• What you will do: Look at the entries below and reproduce them exactly.
****************
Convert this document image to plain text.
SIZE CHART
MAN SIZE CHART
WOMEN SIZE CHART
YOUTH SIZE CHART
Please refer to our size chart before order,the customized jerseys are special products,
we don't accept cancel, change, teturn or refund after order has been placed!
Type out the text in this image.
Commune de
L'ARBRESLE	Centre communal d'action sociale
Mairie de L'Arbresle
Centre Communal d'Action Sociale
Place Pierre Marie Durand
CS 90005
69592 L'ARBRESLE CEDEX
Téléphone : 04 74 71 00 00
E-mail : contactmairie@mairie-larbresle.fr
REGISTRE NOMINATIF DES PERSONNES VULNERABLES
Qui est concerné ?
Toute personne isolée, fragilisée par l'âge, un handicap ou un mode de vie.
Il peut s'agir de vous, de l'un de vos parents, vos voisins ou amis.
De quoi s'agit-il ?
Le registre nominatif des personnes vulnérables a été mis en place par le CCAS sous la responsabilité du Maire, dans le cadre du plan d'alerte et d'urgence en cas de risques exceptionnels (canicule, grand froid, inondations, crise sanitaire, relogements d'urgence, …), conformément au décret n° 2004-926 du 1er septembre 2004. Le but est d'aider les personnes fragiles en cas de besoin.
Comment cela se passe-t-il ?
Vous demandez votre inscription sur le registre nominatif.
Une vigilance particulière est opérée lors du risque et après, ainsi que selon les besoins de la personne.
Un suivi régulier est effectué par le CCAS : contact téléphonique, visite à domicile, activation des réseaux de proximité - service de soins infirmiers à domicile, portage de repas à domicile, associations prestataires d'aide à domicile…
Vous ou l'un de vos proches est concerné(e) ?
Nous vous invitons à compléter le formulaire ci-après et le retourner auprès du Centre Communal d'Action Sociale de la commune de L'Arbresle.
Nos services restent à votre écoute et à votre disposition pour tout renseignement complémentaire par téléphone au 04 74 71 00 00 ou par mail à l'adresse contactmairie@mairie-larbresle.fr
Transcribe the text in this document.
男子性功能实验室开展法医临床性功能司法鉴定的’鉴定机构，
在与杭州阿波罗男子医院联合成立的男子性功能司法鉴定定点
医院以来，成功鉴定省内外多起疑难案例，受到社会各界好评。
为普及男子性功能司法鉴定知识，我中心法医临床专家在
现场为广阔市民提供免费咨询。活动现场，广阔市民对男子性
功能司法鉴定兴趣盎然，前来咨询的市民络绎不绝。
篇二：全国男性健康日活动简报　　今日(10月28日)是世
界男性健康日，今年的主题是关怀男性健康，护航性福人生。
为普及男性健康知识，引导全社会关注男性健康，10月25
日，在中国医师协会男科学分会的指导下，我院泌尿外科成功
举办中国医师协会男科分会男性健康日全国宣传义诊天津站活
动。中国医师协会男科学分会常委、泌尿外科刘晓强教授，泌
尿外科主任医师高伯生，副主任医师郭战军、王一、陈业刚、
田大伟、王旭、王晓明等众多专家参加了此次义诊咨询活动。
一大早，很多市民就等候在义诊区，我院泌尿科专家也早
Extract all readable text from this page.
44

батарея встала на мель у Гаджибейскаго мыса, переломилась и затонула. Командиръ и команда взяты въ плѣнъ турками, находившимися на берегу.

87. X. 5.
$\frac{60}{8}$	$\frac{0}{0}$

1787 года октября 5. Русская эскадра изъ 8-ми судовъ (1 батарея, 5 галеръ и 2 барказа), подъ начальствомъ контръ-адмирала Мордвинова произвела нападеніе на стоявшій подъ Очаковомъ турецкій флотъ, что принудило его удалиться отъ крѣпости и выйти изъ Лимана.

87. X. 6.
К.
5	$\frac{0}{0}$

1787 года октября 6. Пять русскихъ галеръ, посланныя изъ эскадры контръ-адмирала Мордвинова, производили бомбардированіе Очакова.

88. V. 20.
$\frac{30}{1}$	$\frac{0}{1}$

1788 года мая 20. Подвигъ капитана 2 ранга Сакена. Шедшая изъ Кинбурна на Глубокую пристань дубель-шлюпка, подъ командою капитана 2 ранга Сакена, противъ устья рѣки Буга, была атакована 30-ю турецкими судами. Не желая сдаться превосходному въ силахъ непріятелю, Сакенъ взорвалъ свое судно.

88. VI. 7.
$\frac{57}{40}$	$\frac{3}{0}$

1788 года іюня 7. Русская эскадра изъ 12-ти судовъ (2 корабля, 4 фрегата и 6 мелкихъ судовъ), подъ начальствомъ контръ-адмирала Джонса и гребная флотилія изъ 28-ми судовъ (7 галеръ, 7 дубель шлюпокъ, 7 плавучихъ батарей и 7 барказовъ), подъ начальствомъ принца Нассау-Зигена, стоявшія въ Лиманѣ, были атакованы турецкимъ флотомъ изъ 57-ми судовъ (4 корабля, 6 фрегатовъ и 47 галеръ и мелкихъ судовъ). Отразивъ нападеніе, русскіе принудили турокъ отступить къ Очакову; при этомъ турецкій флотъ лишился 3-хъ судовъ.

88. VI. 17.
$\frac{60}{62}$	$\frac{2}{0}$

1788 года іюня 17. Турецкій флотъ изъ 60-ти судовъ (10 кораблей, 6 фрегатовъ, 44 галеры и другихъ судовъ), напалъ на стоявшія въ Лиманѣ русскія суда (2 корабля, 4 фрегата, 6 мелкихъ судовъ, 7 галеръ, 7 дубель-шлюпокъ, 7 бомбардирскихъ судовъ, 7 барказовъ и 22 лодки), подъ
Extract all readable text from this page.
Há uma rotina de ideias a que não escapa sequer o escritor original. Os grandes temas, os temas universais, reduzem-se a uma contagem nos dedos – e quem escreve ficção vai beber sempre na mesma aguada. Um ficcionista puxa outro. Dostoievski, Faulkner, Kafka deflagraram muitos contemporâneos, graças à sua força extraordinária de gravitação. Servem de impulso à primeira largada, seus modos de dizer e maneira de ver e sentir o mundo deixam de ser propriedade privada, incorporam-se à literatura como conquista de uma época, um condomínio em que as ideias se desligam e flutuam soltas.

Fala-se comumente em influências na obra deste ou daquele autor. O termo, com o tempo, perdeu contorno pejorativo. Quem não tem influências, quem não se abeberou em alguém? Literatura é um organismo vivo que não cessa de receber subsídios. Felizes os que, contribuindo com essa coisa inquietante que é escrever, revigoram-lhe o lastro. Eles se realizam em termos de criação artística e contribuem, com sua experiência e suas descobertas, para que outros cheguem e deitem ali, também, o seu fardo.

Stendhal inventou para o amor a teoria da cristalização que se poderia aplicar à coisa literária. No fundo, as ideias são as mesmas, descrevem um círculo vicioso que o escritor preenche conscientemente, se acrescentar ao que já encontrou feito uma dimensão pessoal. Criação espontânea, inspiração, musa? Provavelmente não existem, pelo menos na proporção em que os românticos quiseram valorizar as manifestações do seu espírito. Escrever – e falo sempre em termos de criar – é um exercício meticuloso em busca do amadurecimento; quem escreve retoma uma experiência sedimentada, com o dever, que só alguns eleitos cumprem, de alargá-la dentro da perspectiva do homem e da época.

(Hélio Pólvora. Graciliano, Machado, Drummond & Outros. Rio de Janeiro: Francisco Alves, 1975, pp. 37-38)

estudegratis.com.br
****************
• The response:
Convert this document image to plain text.
SIZE CHART
MAN SIZE CHART
WOMEN SIZE CHART
YOUTH SIZE CHART
Please refer to our size chart before order,the customized jerseys are special products,
we don't accept cancel, change, teturn or refund after order has been placed!
Type out the text in this image.
Commune de
L'ARBRESLE	Centre communal d'action sociale
Mairie de L'Arbresle
Centre Communal d'Action Sociale
Place Pierre Marie Durand
CS 90005
69592 L'ARBRESLE CEDEX
Téléphone : 04 74 71 00 00
E-mail : contactmairie@mairie-larbresle.fr
REGISTRE NOMINATIF DES PERSONNES VULNERABLES
Qui est concerné ?
Toute personne isolée, fragilisée par l'âge, un handicap ou un mode de vie.
Il peut s'agir de vous, de l'un de vos parents, vos voisins ou amis.
De quoi s'agit-il ?
Le registre nominatif des personnes vulnérables a été mis en place par le CCAS sous la responsabilité du Maire, dans le cadre du plan d'alerte et d'urgence en cas de risques exceptionnels (canicule, grand froid, inondations, crise sanitaire, relogements d'urgence, …), conformément au décret n° 2004-926 du 1er septembre 2004. Le but est d'aider les personnes fragiles en cas de besoin.
Comment cela se passe-t-il ?
Vous demandez votre inscription sur le registre nominatif.
Une vigilance particulière est opérée lors du risque et après, ainsi que selon les besoins de la personne.
Un suivi régulier est effectué par le CCAS : contact téléphonique, visite à domicile, activation des réseaux de proximité - service de soins infirmiers à domicile, portage de repas à domicile, associations prestataires d'aide à domicile…
Vous ou l'un de vos proches est concerné(e) ?
Nous vous invitons à compléter le formulaire ci-après et le retourner auprès du Centre Communal d'Action Sociale de la commune de L'Arbresle.
Nos services restent à votre écoute et à votre disposition pour tout renseignement complémentaire par téléphone au 04 74 71 00 00 ou par mail à l'adresse contactmairie@mairie-larbresle.fr
Transcribe the text in this document.
男子性功能实验室开展法医临床性功能司法鉴定的’鉴定机构，
在与杭州阿波罗男子医院联合成立的男子性功能司法鉴定定点
医院以来，成功鉴定省内外多起疑难案例，受到社会各界好评。
为普及男子性功能司法鉴定知识，我中心法医临床专家在
现场为广阔市民提供免费咨询。活动现场，广阔市民对男子性
功能司法鉴定兴趣盎然，前来咨询的市民络绎不绝。
篇二：全国男性健康日活动简报　　今日(10月28日)是世
界男性健康日，今年的主题是关怀男性健康，护航性福人生。
为普及男性健康知识，引导全社会关注男性健康，10月25
日，在中国医师协会男科学分会的指导下，我院泌尿外科成功
举办中国医师协会男科分会男性健康日全国宣传义诊天津站活
动。中国医师协会男科学分会常委、泌尿外科刘晓强教授，泌
尿外科主任医师高伯生，副主任医师郭战军、王一、陈业刚、
田大伟、王旭、王晓明等众多专家参加了此次义诊咨询活动。
一大早，很多市民就等候在义诊区，我院泌尿科专家也早
Extract all readable text from this page.
44

батарея встала на мель у Гаджибейскаго мыса, переломилась и затонула. Командиръ и команда взяты въ плѣнъ турками, находившимися на берегу.

87. X. 5.
$\frac{60}{8}$	$\frac{0}{0}$

1787 года октября 5. Русская эскадра изъ 8-ми судовъ (1 батарея, 5 галеръ и 2 барказа), подъ начальствомъ контръ-адмирала Мордвинова произвела нападеніе на стоявшій подъ Очаковомъ турецкій флотъ, что принудило его удалиться отъ крѣпости и выйти изъ Лимана.

87. X. 6.
К.
5	$\frac{0}{0}$

1787 года октября 6. Пять русскихъ галеръ, посланныя изъ эскадры контръ-адмирала Мордвинова, производили бомбардированіе Очакова.

88. V. 20.
$\frac{30}{1}$	$\frac{0}{1}$

1788 года мая 20. Подвигъ капитана 2 ранга Сакена. Шедшая изъ Кинбурна на Глубокую пристань дубель-шлюпка, подъ командою капитана 2 ранга Сакена, противъ устья рѣки Буга, была атакована 30-ю турецкими судами. Не желая сдаться превосходному въ силахъ непріятелю, Сакенъ взорвалъ свое судно.

88. VI. 7.
$\frac{57}{40}$	$\frac{3}{0}$

1788 года іюня 7. Русская эскадра изъ 12-ти судовъ (2 корабля, 4 фрегата и 6 мелкихъ судовъ), подъ начальствомъ контръ-адмирала Джонса и гребная флотилія изъ 28-ми судовъ (7 галеръ, 7 дубель шлюпокъ, 7 плавучихъ батарей и 7 барказовъ), подъ начальствомъ принца Нассау-Зигена, стоявшія въ Лиманѣ, были атакованы турецкимъ флотомъ изъ 57-ми судовъ (4 корабля, 6 фрегатовъ и 47 галеръ и мелкихъ судовъ). Отразивъ нападеніе, русскіе принудили турокъ отступить къ Очакову; при этомъ турецкій флотъ лишился 3-хъ судовъ.

88. VI. 17.
$\frac{60}{62}$	$\frac{2}{0}$

1788 года іюня 17. Турецкій флотъ изъ 60-ти судовъ (10 кораблей, 6 фрегатовъ, 44 галеры и другихъ судовъ), напалъ на стоявшія въ Лиманѣ русскія суда (2 корабля, 4 фрегата, 6 мелкихъ судовъ, 7 галеръ, 7 дубель-шлюпокъ, 7 бомбардирскихъ судовъ, 7 барказовъ и 22 лодки), подъ
Extract all readable text from this page.
Há uma rotina de ideias a que não escapa sequer o escritor original. Os grandes temas, os temas universais, reduzem-se a uma contagem nos dedos – e quem escreve ficção vai beber sempre na mesma aguada. Um ficcionista puxa outro. Dostoievski, Faulkner, Kafka deflagraram muitos contemporâneos, graças à sua força extraordinária de gravitação. Servem de impulso à primeira largada, seus modos de dizer e maneira de ver e sentir o mundo deixam de ser propriedade privada, incorporam-se à literatura como conquista de uma época, um condomínio em que as ideias se desligam e flutuam soltas.

Fala-se comumente em influências na obra deste ou daquele autor. O termo, com o tempo, perdeu contorno pejorativo. Quem não tem influências, quem não se abeberou em alguém? Literatura é um organismo vivo que não cessa de receber subsídios. Felizes os que, contribuindo com essa coisa inquietante que é escrever, revigoram-lhe o lastro. Eles se realizam em termos de criação artística e contribuem, com sua experiência e suas descobertas, para que outros cheguem e deitem ali, também, o seu fardo.

Stendhal inventou para o amor a teoria da cristalização que se poderia aplicar à coisa literária. No fundo, as ideias são as mesmas, descrevem um círculo vicioso que o escritor preenche conscientemente, se acrescentar ao que já encontrou feito uma dimensão pessoal. Criação espontânea, inspiração, musa? Provavelmente não existem, pelo menos na proporção em que os românticos quiseram valorizar as manifestações do seu espírito. Escrever – e falo sempre em termos de criar – é um exercício meticuloso em busca do amadurecimento; quem escreve retoma uma experiência sedimentada, com o dever, que só alguns eleitos cumprem, de alargá-la dentro da perspectiva do homem e da época.

(Hélio Pólvora. Graciliano, Machado, Drummond & Outros. Rio de Janeiro: Francisco Alves, 1975, pp. 37-38)

estudegratis.com.br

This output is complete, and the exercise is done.